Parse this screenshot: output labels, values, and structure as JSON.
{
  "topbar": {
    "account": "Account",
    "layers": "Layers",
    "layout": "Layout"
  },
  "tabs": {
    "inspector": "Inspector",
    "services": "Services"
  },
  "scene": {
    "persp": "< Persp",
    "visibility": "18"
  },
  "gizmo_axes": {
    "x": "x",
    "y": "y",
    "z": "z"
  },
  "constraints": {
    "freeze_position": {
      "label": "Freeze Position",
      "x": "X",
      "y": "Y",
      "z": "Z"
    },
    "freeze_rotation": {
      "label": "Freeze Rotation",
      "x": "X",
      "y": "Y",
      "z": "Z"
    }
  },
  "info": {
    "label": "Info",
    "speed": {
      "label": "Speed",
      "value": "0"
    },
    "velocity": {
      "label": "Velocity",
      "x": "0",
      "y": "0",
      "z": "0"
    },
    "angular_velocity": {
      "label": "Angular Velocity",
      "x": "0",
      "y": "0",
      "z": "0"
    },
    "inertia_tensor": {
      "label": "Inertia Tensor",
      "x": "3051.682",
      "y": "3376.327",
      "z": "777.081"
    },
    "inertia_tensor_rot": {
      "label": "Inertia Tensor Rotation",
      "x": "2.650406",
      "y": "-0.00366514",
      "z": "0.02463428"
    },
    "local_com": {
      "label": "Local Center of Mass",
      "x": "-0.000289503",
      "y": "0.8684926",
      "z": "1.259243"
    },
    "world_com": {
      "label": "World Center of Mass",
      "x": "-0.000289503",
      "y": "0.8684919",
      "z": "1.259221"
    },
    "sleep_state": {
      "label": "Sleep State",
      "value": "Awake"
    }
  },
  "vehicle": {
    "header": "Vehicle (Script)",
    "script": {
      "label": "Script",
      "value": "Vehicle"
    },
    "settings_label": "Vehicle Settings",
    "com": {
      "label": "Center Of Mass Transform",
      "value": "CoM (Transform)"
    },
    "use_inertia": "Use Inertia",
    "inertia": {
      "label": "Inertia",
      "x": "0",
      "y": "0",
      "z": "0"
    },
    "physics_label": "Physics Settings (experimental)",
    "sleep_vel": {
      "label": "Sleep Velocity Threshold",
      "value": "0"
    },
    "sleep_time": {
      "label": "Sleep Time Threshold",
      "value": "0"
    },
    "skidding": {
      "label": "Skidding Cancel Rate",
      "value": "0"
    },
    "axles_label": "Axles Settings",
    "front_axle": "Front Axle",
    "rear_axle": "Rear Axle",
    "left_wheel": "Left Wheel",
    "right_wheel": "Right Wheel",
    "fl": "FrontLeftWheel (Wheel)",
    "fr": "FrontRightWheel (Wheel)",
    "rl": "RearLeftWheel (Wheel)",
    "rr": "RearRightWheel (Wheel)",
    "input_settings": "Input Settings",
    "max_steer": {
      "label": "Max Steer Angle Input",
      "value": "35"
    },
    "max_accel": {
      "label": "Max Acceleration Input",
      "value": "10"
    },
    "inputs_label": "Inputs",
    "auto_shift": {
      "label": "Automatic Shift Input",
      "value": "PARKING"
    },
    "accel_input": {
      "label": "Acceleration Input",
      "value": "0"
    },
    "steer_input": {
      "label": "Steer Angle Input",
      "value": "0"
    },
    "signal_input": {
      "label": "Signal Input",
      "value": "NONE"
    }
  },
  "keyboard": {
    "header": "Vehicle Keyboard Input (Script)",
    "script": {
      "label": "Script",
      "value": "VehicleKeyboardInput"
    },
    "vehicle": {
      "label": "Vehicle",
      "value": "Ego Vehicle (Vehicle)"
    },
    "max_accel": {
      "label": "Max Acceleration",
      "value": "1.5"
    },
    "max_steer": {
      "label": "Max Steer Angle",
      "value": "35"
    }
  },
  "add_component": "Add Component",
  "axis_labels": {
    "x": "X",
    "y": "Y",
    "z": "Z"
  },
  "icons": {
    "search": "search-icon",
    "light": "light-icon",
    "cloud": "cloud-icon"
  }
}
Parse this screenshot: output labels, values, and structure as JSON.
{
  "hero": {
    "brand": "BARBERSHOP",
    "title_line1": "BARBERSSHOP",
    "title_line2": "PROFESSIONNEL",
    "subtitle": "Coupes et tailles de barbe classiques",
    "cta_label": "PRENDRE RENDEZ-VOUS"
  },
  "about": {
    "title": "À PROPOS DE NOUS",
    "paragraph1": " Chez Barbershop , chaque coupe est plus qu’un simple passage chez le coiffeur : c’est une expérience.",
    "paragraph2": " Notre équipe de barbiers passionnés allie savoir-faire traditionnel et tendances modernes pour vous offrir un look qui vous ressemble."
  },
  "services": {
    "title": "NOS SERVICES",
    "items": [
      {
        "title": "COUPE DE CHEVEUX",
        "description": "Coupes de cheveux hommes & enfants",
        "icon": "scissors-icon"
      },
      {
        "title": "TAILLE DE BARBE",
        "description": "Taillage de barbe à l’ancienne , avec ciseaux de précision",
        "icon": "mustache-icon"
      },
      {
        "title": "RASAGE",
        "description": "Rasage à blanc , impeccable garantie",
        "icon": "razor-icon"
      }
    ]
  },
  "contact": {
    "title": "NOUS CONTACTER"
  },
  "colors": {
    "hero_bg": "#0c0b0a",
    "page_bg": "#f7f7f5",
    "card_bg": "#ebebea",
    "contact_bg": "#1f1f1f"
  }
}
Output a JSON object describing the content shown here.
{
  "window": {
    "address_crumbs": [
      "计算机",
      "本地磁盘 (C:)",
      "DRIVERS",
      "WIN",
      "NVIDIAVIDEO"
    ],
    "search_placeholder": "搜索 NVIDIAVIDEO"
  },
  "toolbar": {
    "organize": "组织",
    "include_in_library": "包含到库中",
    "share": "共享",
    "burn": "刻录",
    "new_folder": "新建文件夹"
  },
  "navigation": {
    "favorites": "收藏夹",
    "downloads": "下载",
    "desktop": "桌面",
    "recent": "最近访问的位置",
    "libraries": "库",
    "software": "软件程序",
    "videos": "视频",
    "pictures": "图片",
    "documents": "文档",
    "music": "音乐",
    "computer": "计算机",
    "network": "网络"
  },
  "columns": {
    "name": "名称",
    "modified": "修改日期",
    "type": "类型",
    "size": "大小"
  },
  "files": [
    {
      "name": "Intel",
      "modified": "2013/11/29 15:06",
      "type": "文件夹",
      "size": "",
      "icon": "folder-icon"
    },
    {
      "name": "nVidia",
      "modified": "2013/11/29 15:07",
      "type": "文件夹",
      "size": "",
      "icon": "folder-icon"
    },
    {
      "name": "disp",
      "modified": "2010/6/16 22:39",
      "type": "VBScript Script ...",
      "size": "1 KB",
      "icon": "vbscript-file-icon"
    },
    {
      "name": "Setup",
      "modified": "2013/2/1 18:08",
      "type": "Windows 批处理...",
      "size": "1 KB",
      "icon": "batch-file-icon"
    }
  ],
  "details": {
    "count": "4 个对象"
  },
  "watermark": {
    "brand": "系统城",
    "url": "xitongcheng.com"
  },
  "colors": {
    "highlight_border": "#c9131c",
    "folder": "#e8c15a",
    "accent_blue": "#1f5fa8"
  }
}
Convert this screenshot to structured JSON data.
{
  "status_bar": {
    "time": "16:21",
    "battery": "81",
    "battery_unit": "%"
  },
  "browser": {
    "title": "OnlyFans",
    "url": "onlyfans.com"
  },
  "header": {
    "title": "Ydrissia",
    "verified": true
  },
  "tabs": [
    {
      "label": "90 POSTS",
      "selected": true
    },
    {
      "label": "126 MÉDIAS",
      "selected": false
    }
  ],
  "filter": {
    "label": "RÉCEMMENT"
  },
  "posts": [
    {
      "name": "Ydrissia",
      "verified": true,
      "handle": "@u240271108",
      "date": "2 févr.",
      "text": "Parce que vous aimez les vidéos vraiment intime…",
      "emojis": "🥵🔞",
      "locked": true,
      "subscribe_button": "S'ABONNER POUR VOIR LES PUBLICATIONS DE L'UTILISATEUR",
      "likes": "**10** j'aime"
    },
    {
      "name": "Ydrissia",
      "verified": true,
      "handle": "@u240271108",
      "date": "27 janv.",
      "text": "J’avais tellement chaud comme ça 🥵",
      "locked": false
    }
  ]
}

_ _ _ _

## Instructions to follow
Identify all lines in the records above with the word "Threshold".

## Solution
      "label": "Sleep Velocity Threshold",
      "label": "Sleep Time Threshold",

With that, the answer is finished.